- [作業指示 1]: ヤマイグチの観察記録から、「川越の保護林で採取したヤマイ」から「2担子柄のものばかりだった。」まで(両端を含む)をそのまま書き写してください。
- [作業指示 2]: ヤマイグチの観察記録を、最後の文に続けて書き進めてください。

- [提供テキスト]:
· · · · ·

2003年7月13日()
 
(a)
(a)
(b)
(b)
(c)
(c)
(d)
(d)
(e)
(e)
(f)
(f)
(g)
(g)
(h)
(h)
(i)
(i)
 川越の保護林で採取したヤマイグチのミクロの姿を覗いてみた。胞子(a)は傘を2時間ほどカバーグラスの上に伏せて採取したものだ。
 最初管孔面に水平に切片を切り出した。やや水っぽく柔らかいサンプルだったので、カバーグラスを載せると、すぐにひとつひとつの管孔がバラバラのリングに分かれてしまった(b)。ほんのわずかでも厚いと、カバーグラスをかぶせたとたんにメディウスの帯のようになって捩れたり潰れてしまう(c)。管孔リングの内側を拡大してみると、側シスチジアを帯びた子実層が見える(d)。担子器はいずれも2つの担子柄を持っている(e)。4担子柄をもったものがないか探し回ったが、すべてが2担子柄のものばかりだった。

· · · · ·

- [確認用データ]:
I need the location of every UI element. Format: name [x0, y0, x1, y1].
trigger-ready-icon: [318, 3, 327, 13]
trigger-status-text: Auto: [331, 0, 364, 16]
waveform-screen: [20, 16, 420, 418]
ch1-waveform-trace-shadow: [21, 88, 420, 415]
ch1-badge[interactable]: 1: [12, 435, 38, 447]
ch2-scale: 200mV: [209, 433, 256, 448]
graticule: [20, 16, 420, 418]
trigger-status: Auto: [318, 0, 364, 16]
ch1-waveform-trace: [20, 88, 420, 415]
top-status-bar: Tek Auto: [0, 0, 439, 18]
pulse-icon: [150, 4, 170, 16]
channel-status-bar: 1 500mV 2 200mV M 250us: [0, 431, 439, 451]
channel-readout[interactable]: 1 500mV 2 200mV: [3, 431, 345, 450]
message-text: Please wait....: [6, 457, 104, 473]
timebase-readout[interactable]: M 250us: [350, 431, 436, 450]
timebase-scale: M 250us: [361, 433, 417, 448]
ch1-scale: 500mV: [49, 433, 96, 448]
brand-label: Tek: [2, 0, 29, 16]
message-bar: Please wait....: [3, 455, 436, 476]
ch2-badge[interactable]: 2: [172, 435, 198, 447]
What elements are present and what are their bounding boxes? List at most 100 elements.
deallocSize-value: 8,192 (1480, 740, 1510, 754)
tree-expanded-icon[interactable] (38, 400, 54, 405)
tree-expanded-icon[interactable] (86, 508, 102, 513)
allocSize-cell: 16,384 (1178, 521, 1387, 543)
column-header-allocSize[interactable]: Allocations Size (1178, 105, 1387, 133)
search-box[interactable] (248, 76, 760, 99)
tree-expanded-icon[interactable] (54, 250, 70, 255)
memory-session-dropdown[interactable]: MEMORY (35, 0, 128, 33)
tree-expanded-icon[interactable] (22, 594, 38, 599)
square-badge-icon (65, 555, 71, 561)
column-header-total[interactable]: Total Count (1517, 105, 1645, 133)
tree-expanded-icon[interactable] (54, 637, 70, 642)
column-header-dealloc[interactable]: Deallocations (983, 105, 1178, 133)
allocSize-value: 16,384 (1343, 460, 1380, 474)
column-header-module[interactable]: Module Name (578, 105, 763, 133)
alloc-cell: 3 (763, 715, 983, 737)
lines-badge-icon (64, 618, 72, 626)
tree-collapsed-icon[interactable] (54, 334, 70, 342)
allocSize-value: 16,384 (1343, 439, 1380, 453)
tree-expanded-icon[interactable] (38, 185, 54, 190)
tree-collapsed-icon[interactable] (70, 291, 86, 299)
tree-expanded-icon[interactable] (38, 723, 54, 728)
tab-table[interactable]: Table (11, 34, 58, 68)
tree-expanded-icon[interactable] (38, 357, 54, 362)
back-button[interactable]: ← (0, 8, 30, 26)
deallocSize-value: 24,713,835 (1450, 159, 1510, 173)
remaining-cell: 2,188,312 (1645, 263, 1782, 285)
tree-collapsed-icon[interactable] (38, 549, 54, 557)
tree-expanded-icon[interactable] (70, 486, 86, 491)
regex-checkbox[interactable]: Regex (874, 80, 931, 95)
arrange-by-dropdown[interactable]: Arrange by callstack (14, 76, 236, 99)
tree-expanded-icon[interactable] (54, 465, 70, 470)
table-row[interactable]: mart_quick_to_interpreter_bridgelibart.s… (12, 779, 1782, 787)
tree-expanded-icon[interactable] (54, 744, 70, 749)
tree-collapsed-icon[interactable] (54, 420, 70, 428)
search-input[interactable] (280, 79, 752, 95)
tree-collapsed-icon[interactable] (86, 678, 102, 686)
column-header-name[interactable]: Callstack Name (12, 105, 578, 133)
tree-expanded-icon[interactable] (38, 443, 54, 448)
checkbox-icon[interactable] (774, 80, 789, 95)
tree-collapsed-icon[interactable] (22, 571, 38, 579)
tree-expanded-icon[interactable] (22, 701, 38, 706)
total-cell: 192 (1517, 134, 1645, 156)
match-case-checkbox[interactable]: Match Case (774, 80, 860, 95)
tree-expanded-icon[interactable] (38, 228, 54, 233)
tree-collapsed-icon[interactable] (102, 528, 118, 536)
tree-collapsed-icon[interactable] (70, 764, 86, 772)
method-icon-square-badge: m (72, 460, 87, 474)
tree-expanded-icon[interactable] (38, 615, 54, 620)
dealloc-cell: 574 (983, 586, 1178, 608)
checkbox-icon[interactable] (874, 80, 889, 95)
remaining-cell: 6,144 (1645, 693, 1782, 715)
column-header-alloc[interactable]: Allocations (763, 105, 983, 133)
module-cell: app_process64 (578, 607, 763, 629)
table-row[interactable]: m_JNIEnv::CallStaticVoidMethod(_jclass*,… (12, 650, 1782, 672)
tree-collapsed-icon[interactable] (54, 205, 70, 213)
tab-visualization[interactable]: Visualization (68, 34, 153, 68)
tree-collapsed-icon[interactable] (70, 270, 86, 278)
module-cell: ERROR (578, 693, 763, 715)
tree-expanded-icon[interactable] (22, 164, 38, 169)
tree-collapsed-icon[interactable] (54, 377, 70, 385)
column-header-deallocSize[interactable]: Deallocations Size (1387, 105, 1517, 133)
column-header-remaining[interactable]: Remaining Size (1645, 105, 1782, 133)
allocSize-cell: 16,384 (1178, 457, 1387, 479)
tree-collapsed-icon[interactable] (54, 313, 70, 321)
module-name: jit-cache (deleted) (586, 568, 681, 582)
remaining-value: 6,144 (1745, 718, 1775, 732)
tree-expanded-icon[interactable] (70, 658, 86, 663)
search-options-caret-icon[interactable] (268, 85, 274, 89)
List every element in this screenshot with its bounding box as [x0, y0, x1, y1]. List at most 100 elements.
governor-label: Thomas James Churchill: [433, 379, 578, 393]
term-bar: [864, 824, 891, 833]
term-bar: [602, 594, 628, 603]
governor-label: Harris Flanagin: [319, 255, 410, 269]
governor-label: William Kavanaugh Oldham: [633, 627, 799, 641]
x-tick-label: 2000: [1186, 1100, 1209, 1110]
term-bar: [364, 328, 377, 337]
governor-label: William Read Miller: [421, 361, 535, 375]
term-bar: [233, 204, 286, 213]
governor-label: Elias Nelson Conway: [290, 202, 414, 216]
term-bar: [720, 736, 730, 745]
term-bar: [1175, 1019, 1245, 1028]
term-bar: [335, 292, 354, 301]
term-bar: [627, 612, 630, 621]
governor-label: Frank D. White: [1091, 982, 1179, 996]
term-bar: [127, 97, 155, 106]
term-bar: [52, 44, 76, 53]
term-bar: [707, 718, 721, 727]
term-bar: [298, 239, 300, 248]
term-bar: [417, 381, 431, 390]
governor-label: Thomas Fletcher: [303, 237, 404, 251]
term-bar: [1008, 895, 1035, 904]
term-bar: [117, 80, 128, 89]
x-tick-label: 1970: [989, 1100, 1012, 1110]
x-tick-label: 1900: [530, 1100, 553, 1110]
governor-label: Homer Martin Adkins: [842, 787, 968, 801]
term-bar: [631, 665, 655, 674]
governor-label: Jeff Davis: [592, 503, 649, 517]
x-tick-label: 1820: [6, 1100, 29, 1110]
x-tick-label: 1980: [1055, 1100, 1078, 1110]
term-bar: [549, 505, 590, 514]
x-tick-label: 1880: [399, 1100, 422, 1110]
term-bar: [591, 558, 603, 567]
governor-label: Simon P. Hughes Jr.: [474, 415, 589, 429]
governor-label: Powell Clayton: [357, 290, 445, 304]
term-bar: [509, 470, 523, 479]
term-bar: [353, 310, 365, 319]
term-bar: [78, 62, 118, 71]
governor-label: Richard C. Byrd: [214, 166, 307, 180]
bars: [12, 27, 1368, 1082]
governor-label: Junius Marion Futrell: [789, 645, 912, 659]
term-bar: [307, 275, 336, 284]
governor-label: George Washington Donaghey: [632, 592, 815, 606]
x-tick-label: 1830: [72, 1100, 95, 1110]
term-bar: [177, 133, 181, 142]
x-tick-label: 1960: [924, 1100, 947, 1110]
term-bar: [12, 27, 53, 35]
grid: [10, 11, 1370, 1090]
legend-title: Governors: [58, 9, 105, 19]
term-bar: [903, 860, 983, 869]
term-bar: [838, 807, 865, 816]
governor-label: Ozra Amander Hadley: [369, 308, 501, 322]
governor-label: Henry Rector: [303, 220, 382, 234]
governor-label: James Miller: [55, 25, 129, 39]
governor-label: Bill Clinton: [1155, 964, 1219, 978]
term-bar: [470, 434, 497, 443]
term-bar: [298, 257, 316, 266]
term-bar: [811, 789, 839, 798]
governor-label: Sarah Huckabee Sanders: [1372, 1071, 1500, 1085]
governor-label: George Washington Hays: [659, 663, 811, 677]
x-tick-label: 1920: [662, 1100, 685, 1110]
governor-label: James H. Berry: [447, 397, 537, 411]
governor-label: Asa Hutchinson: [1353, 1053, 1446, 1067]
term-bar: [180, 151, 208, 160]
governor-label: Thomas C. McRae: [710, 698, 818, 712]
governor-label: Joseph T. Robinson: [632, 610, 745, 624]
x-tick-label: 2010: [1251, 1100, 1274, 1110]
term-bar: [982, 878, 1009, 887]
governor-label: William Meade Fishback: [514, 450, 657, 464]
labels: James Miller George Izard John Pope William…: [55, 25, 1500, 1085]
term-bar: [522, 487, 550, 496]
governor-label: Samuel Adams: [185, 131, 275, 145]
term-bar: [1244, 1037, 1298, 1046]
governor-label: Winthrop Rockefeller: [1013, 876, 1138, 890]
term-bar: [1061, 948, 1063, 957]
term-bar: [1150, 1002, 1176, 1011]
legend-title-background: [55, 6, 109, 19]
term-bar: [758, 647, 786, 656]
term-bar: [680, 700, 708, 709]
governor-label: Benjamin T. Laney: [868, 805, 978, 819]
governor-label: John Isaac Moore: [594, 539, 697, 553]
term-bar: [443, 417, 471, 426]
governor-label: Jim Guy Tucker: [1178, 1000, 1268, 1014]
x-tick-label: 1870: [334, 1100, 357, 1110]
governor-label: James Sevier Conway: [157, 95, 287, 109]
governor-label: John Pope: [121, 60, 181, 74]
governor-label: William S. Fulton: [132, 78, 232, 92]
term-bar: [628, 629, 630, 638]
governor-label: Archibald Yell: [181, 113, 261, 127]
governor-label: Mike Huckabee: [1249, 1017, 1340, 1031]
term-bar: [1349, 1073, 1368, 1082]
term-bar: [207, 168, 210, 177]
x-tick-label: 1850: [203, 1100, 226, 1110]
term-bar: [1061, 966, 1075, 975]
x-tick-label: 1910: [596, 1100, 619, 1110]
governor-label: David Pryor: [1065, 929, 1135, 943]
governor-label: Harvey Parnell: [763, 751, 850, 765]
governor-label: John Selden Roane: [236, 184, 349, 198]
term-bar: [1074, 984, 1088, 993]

· · · · ·

- [記述回答 1]:
川越の保護林で採取したヤマイグチのミクロの姿を覗いてみた。胞子(a)は傘を2時間ほどカバーグラスの上に伏せて採取したものだ。
 最初管孔面に水平に切片を切り出した。やや水っぽく柔らかいサンプルだったので、カバーグラスを載せると、すぐにひとつひとつの管孔がバラバラのリングに分かれてしまった(b)。ほんのわずかでも厚いと、カバーグラスをかぶせたとたんにメディウスの帯のようになって捩れたり潰れてしまう(c)。管孔リングの内側を拡大してみると、側シスチジアを帯びた子実層が見える(d)。担子器はいずれも2つの担子柄を持っている(e)。4担子柄をもったものがないか探し回ったが、すべてが2担子柄のものばかりだった。

- [記述回答 2]:
 次に管孔面に垂直に切片を切り出した。管孔部の実質は管孔に平行(f)に走っている。ヒダを持ったきのこでいえば平行型である。そして先端には側シスチジアとほぼ同じような形とサイズの縁シスチジアがみられる(g)。担子器を一回り大きくしてやや太めにしたようなサイズだ(h)。傘表皮(i)は細胞状被で、類球形の細胞が連なっている。
 採取時、ヤマイグチにしては傘表面がややヌルっとしているなと感じたが、雨のせいだと思っていた。それで昨日の雑記ではヤマイグチとして掲載したが、どうやらこれはスミゾメヤマイグチのようだ。傘表面に粘性のあることやシデの樹下に出ていたこともそれを裏付ける。保育社の図鑑などの記述と比較すると胞子サイズがやや大きめだが、まず間違いなさそうだ。
 それにしてもイグチ類の柔らかい生標本から薄い切片をつくるのはとても難しい。乾燥標本だったら薄切りは楽だが、生だと非常に苦労する。そして、剃刀もすぐに切れなくなり、数回使っただけもうナマクラになってしまう。やはりイグチの検鏡サンプルは、定石どおり半乾燥あるいは乾燥状態にしてから、切片作りをするのが賢明というものだろう。